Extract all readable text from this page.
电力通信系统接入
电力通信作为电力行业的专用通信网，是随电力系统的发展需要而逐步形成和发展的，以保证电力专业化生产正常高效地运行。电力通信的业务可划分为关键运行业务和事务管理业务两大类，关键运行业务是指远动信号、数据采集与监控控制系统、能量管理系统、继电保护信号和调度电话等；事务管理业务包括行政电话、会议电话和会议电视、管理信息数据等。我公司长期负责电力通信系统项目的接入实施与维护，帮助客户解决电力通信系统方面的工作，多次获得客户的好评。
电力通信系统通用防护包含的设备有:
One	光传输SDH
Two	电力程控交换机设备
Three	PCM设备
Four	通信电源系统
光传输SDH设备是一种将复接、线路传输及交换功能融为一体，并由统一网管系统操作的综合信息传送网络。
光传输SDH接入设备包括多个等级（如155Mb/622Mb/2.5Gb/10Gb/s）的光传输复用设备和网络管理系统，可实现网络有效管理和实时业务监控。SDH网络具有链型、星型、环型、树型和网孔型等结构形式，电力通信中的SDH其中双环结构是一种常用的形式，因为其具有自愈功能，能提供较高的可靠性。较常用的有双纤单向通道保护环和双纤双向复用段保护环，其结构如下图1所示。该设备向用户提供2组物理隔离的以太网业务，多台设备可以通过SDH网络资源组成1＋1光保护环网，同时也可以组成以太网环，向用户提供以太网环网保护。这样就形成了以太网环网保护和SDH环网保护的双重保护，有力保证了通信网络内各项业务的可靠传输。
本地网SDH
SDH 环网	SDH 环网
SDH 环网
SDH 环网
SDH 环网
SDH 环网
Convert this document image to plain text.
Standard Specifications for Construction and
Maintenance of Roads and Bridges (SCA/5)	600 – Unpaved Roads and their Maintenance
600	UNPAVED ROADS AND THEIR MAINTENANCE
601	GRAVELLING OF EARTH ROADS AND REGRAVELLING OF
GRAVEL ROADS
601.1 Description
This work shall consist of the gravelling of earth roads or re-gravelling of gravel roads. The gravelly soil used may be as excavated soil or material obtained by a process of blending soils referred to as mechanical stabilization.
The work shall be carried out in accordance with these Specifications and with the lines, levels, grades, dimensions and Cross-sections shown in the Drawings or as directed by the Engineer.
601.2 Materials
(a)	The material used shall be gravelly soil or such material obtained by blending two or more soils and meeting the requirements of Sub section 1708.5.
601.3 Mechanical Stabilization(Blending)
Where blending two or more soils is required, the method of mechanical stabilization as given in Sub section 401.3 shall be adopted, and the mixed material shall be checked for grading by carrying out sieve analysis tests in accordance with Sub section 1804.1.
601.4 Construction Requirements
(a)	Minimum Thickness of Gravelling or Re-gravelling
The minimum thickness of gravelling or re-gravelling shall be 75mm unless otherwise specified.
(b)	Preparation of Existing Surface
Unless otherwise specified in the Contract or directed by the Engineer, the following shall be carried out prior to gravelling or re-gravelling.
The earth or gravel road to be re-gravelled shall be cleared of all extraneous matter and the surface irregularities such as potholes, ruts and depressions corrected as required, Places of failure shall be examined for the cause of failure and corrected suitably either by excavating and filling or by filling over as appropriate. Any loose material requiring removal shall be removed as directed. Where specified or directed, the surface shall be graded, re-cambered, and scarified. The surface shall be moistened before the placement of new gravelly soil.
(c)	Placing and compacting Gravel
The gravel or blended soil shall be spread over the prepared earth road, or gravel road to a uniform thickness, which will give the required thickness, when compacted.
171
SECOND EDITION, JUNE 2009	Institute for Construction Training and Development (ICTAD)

#### Required task:
Would you restate each of the entries word for word?

#### Reply:
Extract all readable text from this page.
电力通信系统接入
电力通信作为电力行业的专用通信网，是随电力系统的发展需要而逐步形成和发展的，以保证电力专业化生产正常高效地运行。电力通信的业务可划分为关键运行业务和事务管理业务两大类，关键运行业务是指远动信号、数据采集与监控控制系统、能量管理系统、继电保护信号和调度电话等；事务管理业务包括行政电话、会议电话和会议电视、管理信息数据等。我公司长期负责电力通信系统项目的接入实施与维护，帮助客户解决电力通信系统方面的工作，多次获得客户的好评。
电力通信系统通用防护包含的设备有:
One	光传输SDH
Two	电力程控交换机设备
Three	PCM设备
Four	通信电源系统
光传输SDH设备是一种将复接、线路传输及交换功能融为一体，并由统一网管系统操作的综合信息传送网络。
光传输SDH接入设备包括多个等级（如155Mb/622Mb/2.5Gb/10Gb/s）的光传输复用设备和网络管理系统，可实现网络有效管理和实时业务监控。SDH网络具有链型、星型、环型、树型和网孔型等结构形式，电力通信中的SDH其中双环结构是一种常用的形式，因为其具有自愈功能，能提供较高的可靠性。较常用的有双纤单向通道保护环和双纤双向复用段保护环，其结构如下图1所示。该设备向用户提供2组物理隔离的以太网业务，多台设备可以通过SDH网络资源组成1＋1光保护环网，同时也可以组成以太网环，向用户提供以太网环网保护。这样就形成了以太网环网保护和SDH环网保护的双重保护，有力保证了通信网络内各项业务的可靠传输。
本地网SDH
SDH 环网	SDH 环网
SDH 环网
SDH 环网
SDH 环网
SDH 环网
Convert this document image to plain text.
Standard Specifications for Construction and
Maintenance of Roads and Bridges (SCA/5)	600 – Unpaved Roads and their Maintenance
600	UNPAVED ROADS AND THEIR MAINTENANCE
601	GRAVELLING OF EARTH ROADS AND REGRAVELLING OF
GRAVEL ROADS
601.1 Description
This work shall consist of the gravelling of earth roads or re-gravelling of gravel roads. The gravelly soil used may be as excavated soil or material obtained by a process of blending soils referred to as mechanical stabilization.
The work shall be carried out in accordance with these Specifications and with the lines, levels, grades, dimensions and Cross-sections shown in the Drawings or as directed by the Engineer.
601.2 Materials
(a)	The material used shall be gravelly soil or such material obtained by blending two or more soils and meeting the requirements of Sub section 1708.5.
601.3 Mechanical Stabilization(Blending)
Where blending two or more soils is required, the method of mechanical stabilization as given in Sub section 401.3 shall be adopted, and the mixed material shall be checked for grading by carrying out sieve analysis tests in accordance with Sub section 1804.1.
601.4 Construction Requirements
(a)	Minimum Thickness of Gravelling or Re-gravelling
The minimum thickness of gravelling or re-gravelling shall be 75mm unless otherwise specified.
(b)	Preparation of Existing Surface
Unless otherwise specified in the Contract or directed by the Engineer, the following shall be carried out prior to gravelling or re-gravelling.
The earth or gravel road to be re-gravelled shall be cleared of all extraneous matter and the surface irregularities such as potholes, ruts and depressions corrected as required, Places of failure shall be examined for the cause of failure and corrected suitably either by excavating and filling or by filling over as appropriate. Any loose material requiring removal shall be removed as directed. Where specified or directed, the surface shall be graded, re-cambered, and scarified. The surface shall be moistened before the placement of new gravelly soil.
(c)	Placing and compacting Gravel
The gravel or blended soil shall be spread over the prepared earth road, or gravel road to a uniform thickness, which will give the required thickness, when compacted.
171
SECOND EDITION, JUNE 2009	Institute for Construction Training and Development (ICTAD)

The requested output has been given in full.